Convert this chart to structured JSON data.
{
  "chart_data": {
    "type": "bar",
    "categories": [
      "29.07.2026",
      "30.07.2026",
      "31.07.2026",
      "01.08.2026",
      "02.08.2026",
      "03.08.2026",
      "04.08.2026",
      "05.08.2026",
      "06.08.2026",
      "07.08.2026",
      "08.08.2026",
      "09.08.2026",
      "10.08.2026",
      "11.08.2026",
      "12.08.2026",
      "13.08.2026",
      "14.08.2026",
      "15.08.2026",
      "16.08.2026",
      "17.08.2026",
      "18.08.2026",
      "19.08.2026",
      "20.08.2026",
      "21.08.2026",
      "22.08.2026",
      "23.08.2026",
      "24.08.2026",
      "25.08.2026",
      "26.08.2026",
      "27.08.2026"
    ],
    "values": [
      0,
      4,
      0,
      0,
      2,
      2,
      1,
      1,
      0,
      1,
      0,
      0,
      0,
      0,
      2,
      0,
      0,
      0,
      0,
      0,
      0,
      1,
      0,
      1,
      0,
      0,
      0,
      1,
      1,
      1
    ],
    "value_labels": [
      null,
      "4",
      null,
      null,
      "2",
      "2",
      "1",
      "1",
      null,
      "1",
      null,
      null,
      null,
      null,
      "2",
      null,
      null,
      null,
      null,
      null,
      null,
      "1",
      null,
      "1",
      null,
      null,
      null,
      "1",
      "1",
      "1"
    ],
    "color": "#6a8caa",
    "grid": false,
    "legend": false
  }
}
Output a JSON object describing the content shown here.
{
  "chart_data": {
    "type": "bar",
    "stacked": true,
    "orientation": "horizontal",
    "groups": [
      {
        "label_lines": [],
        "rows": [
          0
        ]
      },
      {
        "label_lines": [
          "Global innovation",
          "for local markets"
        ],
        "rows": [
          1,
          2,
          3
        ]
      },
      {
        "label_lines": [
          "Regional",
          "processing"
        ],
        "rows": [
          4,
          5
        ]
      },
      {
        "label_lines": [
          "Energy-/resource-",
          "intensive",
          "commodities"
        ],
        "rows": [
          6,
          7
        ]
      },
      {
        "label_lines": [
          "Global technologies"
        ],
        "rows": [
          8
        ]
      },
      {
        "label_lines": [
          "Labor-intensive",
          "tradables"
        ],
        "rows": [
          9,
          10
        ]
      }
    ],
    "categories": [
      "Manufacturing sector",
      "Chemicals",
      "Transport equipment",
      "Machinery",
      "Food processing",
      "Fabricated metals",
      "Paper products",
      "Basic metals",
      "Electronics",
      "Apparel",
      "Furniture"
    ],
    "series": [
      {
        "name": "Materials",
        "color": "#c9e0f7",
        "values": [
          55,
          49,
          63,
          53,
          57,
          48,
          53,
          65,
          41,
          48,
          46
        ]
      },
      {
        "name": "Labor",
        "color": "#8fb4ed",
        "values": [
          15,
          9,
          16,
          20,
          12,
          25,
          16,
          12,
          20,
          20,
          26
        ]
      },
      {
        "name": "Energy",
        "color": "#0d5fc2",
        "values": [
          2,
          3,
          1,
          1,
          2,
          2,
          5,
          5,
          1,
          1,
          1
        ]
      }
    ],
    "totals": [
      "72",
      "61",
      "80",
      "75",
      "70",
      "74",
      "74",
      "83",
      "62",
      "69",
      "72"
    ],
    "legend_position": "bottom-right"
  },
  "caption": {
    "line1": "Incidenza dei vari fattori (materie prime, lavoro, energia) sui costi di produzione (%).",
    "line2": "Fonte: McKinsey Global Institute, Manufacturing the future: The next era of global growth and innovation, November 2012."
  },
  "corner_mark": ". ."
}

-- TASK BRIEF --
Print the records above exactly as they appear.

-- COMPLETE RESPONSE --
Convert this chart to structured JSON data.
{
  "chart_data": {
    "type": "bar",
    "categories": [
      "29.07.2026",
      "30.07.2026",
      "31.07.2026",
      "01.08.2026",
      "02.08.2026",
      "03.08.2026",
      "04.08.2026",
      "05.08.2026",
      "06.08.2026",
      "07.08.2026",
      "08.08.2026",
      "09.08.2026",
      "10.08.2026",
      "11.08.2026",
      "12.08.2026",
      "13.08.2026",
      "14.08.2026",
      "15.08.2026",
      "16.08.2026",
      "17.08.2026",
      "18.08.2026",
      "19.08.2026",
      "20.08.2026",
      "21.08.2026",
      "22.08.2026",
      "23.08.2026",
      "24.08.2026",
      "25.08.2026",
      "26.08.2026",
      "27.08.2026"
    ],
    "values": [
      0,
      4,
      0,
      0,
      2,
      2,
      1,
      1,
      0,
      1,
      0,
      0,
      0,
      0,
      2,
      0,
      0,
      0,
      0,
      0,
      0,
      1,
      0,
      1,
      0,
      0,
      0,
      1,
      1,
      1
    ],
    "value_labels": [
      null,
      "4",
      null,
      null,
      "2",
      "2",
      "1",
      "1",
      null,
      "1",
      null,
      null,
      null,
      null,
      "2",
      null,
      null,
      null,
      null,
      null,
      null,
      "1",
      null,
      "1",
      null,
      null,
      null,
      "1",
      "1",
      "1"
    ],
    "color": "#6a8caa",
    "grid": false,
    "legend": false
  }
}
Output a JSON object describing the content shown here.
{
  "chart_data": {
    "type": "bar",
    "stacked": true,
    "orientation": "horizontal",
    "groups": [
      {
        "label_lines": [],
        "rows": [
          0
        ]
      },
      {
        "label_lines": [
          "Global innovation",
          "for local markets"
        ],
        "rows": [
          1,
          2,
          3
        ]
      },
      {
        "label_lines": [
          "Regional",
          "processing"
        ],
        "rows": [
          4,
          5
        ]
      },
      {
        "label_lines": [
          "Energy-/resource-",
          "intensive",
          "commodities"
        ],
        "rows": [
          6,
          7
        ]
      },
      {
        "label_lines": [
          "Global technologies"
        ],
        "rows": [
          8
        ]
      },
      {
        "label_lines": [
          "Labor-intensive",
          "tradables"
        ],
        "rows": [
          9,
          10
        ]
      }
    ],
    "categories": [
      "Manufacturing sector",
      "Chemicals",
      "Transport equipment",
      "Machinery",
      "Food processing",
      "Fabricated metals",
      "Paper products",
      "Basic metals",
      "Electronics",
      "Apparel",
      "Furniture"
    ],
    "series": [
      {
        "name": "Materials",
        "color": "#c9e0f7",
        "values": [
          55,
          49,
          63,
          53,
          57,
          48,
          53,
          65,
          41,
          48,
          46
        ]
      },
      {
        "name": "Labor",
        "color": "#8fb4ed",
        "values": [
          15,
          9,
          16,
          20,
          12,
          25,
          16,
          12,
          20,
          20,
          26
        ]
      },
      {
        "name": "Energy",
        "color": "#0d5fc2",
        "values": [
          2,
          3,
          1,
          1,
          2,
          2,
          5,
          5,
          1,
          1,
          1
        ]
      }
    ],
    "totals": [
      "72",
      "61",
      "80",
      "75",
      "70",
      "74",
      "74",
      "83",
      "62",
      "69",
      "72"
    ],
    "legend_position": "bottom-right"
  },
  "caption": {
    "line1": "Incidenza dei vari fattori (materie prime, lavoro, energia) sui costi di produzione (%).",
    "line2": "Fonte: McKinsey Global Institute, Manufacturing the future: The next era of global growth and innovation, November 2012."
  },
  "corner_mark": ". ."
}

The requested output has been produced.